» GOAL:
Copy out each line exactly; pictures stay out of the copy.

» TASK MATERIAL:
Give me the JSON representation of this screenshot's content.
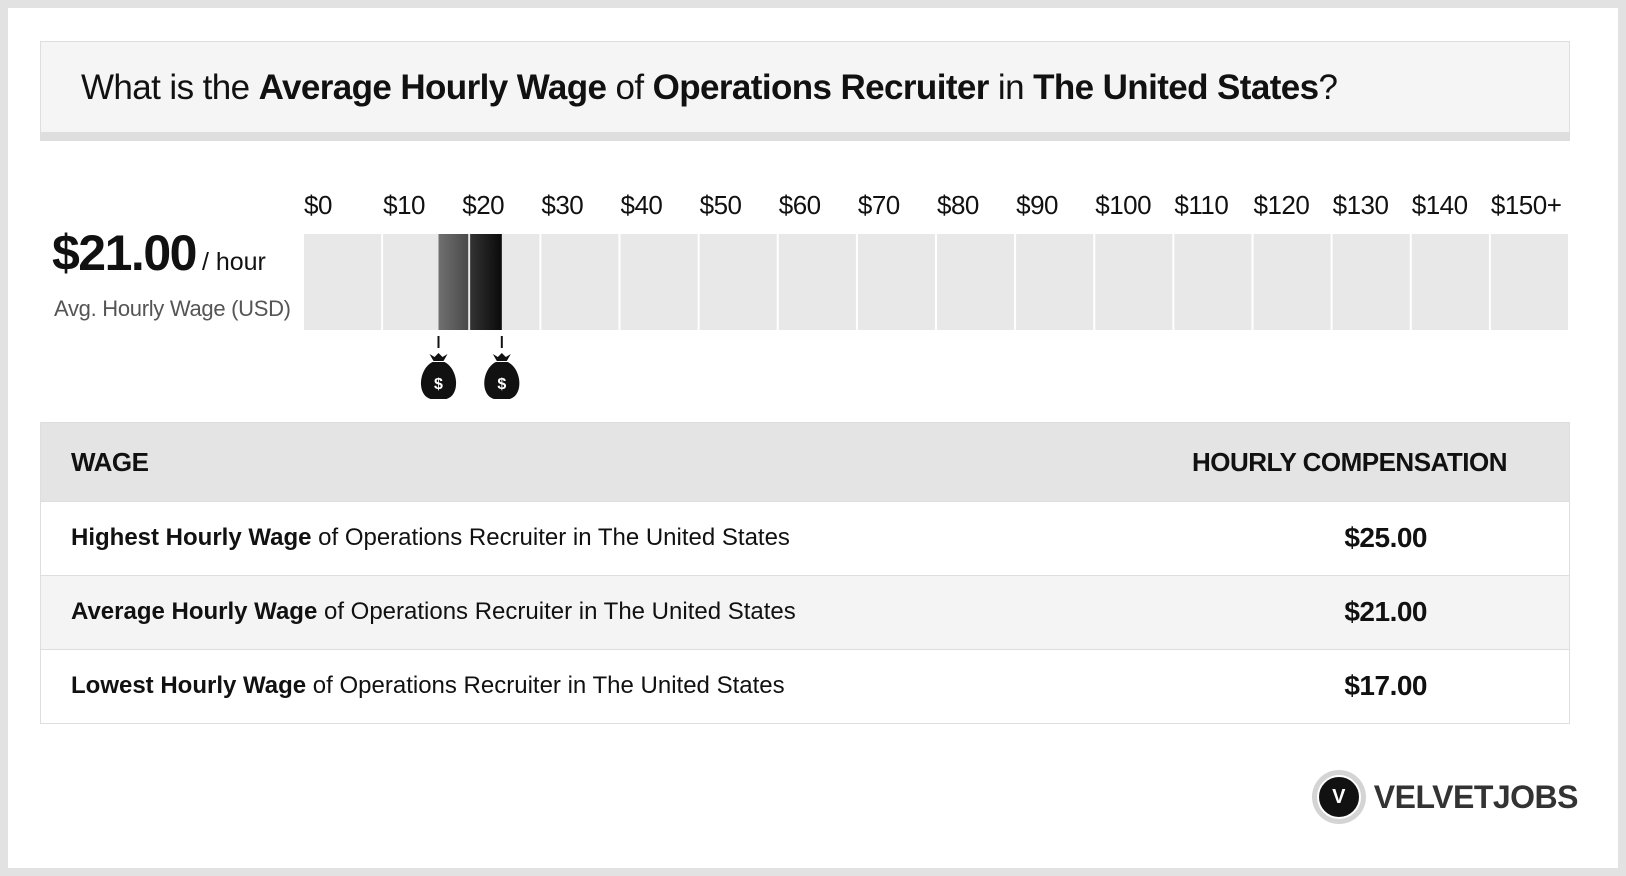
{
  "title": {
    "p1": "What is the ",
    "b1": "Average Hourly Wage",
    "p2": " of ",
    "b2": "Operations Recruiter",
    "p3": " in ",
    "b3": "The United States",
    "p4": "?"
  },
  "summary": {
    "value": "$21.00",
    "unit": "/ hour",
    "label": "Avg. Hourly Wage (USD)"
  },
  "chart_data": {
    "type": "bar",
    "orientation": "horizontal-range",
    "tick_labels": [
      "$0",
      "$10",
      "$20",
      "$30",
      "$40",
      "$50",
      "$60",
      "$70",
      "$80",
      "$90",
      "$100",
      "$110",
      "$120",
      "$130",
      "$140",
      "$150+"
    ],
    "xlim": [
      0,
      160
    ],
    "range": {
      "low": 17,
      "average": 21,
      "high": 25
    },
    "markers": [
      17,
      25
    ],
    "colors": {
      "track": "#e8e8e8",
      "range_dark": "#111111",
      "range_light": "#666666"
    }
  },
  "table": {
    "header_wage": "WAGE",
    "header_comp": "HOURLY COMPENSATION",
    "rows": [
      {
        "bold": "Highest Hourly Wage",
        "rest": " of Operations Recruiter in The United States",
        "value": "$25.00"
      },
      {
        "bold": "Average Hourly Wage",
        "rest": " of Operations Recruiter in The United States",
        "value": "$21.00"
      },
      {
        "bold": "Lowest Hourly Wage",
        "rest": " of Operations Recruiter in The United States",
        "value": "$17.00"
      }
    ]
  },
  "logo": {
    "mark": "V",
    "text": "VELVETJOBS"
  }
}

» SOLUTION TO THE EXERCISE:
Give me the JSON representation of this screenshot's content.
{
  "title": {
    "p1": "What is the ",
    "b1": "Average Hourly Wage",
    "p2": " of ",
    "b2": "Operations Recruiter",
    "p3": " in ",
    "b3": "The United States",
    "p4": "?"
  },
  "summary": {
    "value": "$21.00",
    "unit": "/ hour",
    "label": "Avg. Hourly Wage (USD)"
  },
  "chart_data": {
    "type": "bar",
    "orientation": "horizontal-range",
    "tick_labels": [
      "$0",
      "$10",
      "$20",
      "$30",
      "$40",
      "$50",
      "$60",
      "$70",
      "$80",
      "$90",
      "$100",
      "$110",
      "$120",
      "$130",
      "$140",
      "$150+"
    ],
    "xlim": [
      0,
      160
    ],
    "range": {
      "low": 17,
      "average": 21,
      "high": 25
    },
    "markers": [
      17,
      25
    ],
    "colors": {
      "track": "#e8e8e8",
      "range_dark": "#111111",
      "range_light": "#666666"
    }
  },
  "table": {
    "header_wage": "WAGE",
    "header_comp": "HOURLY COMPENSATION",
    "rows": [
      {
        "bold": "Highest Hourly Wage",
        "rest": " of Operations Recruiter in The United States",
        "value": "$25.00"
      },
      {
        "bold": "Average Hourly Wage",
        "rest": " of Operations Recruiter in The United States",
        "value": "$21.00"
      },
      {
        "bold": "Lowest Hourly Wage",
        "rest": " of Operations Recruiter in The United States",
        "value": "$17.00"
      }
    ]
  },
  "logo": {
    "mark": "V",
    "text": "VELVETJOBS"
  }
}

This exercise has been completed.